Oh, and it wasn't really as much about parties as it would be in America or Canada, other than the broad leftish rightish polarity -- they break up and reform and cluster and disintegrate and change their names pretty quickly here -- as much as it was about personality and mythos and, I think, a lack of choices for president that were all that inspiring to anybody, or policies that seemed like anything but pandering.

This was kind of a 'yeah, whatever' election for a lot of people, I think, which is simultaneously heartening (democracy, such as it is, is humdrum and uneventful) and a little sad (how nice it would be if there were a candidate who really was inspiring).

It's such a shame that Ahn Cheol Soo dropped out, and Moon soldiered on. Things would be different and a lot more interesting today (and all of my Korean friends would be a lot less bummed out).
posted by stavrosthewonderchicken at 10:29 PM on December 19, 2012


To clarify my comment, I was talking about the politicians throughout NE Asia, not just Korea. And that would include to blueblood nincompoop who just took over Japan and the sociopathic mafiosos who run China.
posted by KokuRyu at 12:27 AM on December 20, 2012 [1 favorite]


So do you think children should be punished for the sins of their parents?

When it comes to politics, yes. The last thing we need is a political class that inherits power because of pedigree. And if you don't think she benefited from her father's networks, name, money, status, well I don't know what to say. The jerks in power in Japan generally speaking come from political lineages, and have never worked an honest day in their life. This makes them arrogant and out of touch.

** Input data **
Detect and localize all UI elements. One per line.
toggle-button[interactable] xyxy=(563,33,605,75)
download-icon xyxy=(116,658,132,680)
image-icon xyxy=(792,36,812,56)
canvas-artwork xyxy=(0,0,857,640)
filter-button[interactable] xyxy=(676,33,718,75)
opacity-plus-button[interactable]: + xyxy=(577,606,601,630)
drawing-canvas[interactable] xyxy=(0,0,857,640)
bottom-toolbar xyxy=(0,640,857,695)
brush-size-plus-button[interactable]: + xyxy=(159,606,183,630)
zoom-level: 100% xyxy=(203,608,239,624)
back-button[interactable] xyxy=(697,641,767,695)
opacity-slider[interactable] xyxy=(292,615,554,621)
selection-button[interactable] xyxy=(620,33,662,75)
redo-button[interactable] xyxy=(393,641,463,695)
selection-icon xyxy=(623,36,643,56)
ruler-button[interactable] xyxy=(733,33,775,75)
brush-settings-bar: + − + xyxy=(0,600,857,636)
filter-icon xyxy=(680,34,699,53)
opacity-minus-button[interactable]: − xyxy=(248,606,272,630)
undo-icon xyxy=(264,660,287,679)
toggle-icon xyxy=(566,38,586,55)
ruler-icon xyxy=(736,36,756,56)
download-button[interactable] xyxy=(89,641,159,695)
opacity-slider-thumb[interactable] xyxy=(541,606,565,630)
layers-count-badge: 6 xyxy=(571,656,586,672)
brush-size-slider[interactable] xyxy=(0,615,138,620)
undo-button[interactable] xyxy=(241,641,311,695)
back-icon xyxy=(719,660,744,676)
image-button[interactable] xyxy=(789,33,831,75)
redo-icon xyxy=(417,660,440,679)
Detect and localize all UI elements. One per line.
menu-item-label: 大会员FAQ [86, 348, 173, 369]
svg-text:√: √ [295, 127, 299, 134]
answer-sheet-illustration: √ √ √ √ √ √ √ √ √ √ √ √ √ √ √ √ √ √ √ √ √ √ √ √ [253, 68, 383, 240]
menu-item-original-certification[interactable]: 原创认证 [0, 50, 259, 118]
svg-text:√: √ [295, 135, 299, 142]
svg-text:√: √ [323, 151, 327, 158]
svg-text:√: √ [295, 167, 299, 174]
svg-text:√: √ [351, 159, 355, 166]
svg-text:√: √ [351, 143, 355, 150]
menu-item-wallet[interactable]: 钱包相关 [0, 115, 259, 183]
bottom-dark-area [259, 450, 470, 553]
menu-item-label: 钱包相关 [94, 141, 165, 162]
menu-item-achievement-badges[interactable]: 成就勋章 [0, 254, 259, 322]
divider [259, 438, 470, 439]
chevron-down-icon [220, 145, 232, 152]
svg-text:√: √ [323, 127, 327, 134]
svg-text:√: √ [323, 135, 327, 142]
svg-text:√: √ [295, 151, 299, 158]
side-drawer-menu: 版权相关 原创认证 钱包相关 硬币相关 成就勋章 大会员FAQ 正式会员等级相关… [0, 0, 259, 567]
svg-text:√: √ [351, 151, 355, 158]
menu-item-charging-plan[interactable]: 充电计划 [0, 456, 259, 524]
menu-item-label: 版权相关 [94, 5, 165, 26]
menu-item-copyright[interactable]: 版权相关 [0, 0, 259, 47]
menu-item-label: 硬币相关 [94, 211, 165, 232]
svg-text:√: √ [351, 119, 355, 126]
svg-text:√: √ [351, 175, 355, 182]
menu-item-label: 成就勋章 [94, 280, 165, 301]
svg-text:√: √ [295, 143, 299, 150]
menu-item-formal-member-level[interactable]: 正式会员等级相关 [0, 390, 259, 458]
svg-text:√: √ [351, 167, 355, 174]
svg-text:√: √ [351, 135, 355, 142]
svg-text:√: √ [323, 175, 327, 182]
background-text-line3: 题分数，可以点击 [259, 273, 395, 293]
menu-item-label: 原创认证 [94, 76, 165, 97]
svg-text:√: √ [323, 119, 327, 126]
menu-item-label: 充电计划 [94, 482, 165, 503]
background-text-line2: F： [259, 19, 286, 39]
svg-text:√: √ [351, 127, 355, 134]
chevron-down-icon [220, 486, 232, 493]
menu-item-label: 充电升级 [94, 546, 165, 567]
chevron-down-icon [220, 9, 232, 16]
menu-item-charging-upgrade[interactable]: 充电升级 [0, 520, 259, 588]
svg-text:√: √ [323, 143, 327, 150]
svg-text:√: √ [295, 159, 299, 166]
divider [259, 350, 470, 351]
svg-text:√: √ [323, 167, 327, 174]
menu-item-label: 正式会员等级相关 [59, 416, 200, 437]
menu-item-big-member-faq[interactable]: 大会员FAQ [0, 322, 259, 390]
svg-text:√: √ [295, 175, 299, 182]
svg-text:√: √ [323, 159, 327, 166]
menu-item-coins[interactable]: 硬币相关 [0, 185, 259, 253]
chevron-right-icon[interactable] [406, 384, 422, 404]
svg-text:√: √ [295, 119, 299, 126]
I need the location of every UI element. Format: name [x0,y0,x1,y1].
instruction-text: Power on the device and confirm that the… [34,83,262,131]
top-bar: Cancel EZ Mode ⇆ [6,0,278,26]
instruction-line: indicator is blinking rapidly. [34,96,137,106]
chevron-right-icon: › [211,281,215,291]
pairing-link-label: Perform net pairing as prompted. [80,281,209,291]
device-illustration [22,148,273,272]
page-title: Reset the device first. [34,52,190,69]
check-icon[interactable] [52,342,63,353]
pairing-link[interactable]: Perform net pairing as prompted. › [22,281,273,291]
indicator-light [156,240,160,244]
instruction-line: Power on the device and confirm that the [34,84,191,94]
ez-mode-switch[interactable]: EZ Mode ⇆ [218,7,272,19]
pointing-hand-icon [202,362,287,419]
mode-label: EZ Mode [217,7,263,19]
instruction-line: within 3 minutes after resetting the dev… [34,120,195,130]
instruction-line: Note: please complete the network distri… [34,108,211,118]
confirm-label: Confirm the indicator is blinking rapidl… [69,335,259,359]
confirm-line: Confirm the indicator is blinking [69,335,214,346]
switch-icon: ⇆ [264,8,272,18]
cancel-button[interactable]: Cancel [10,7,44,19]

** Aim of the task **
Reproduce the stretch of the election comment thread from "When it comes" through "out of touch." word for word.

** Finished task **
When it comes to politics, yes. The last thing we need is a political class that inherits power because of pedigree. And if you don't think she benefited from her father's networks, name, money, status, well I don't know what to say. The jerks in power in Japan generally speaking come from political lineages, and have never worked an honest day in their life. This makes them arrogant and out of touch.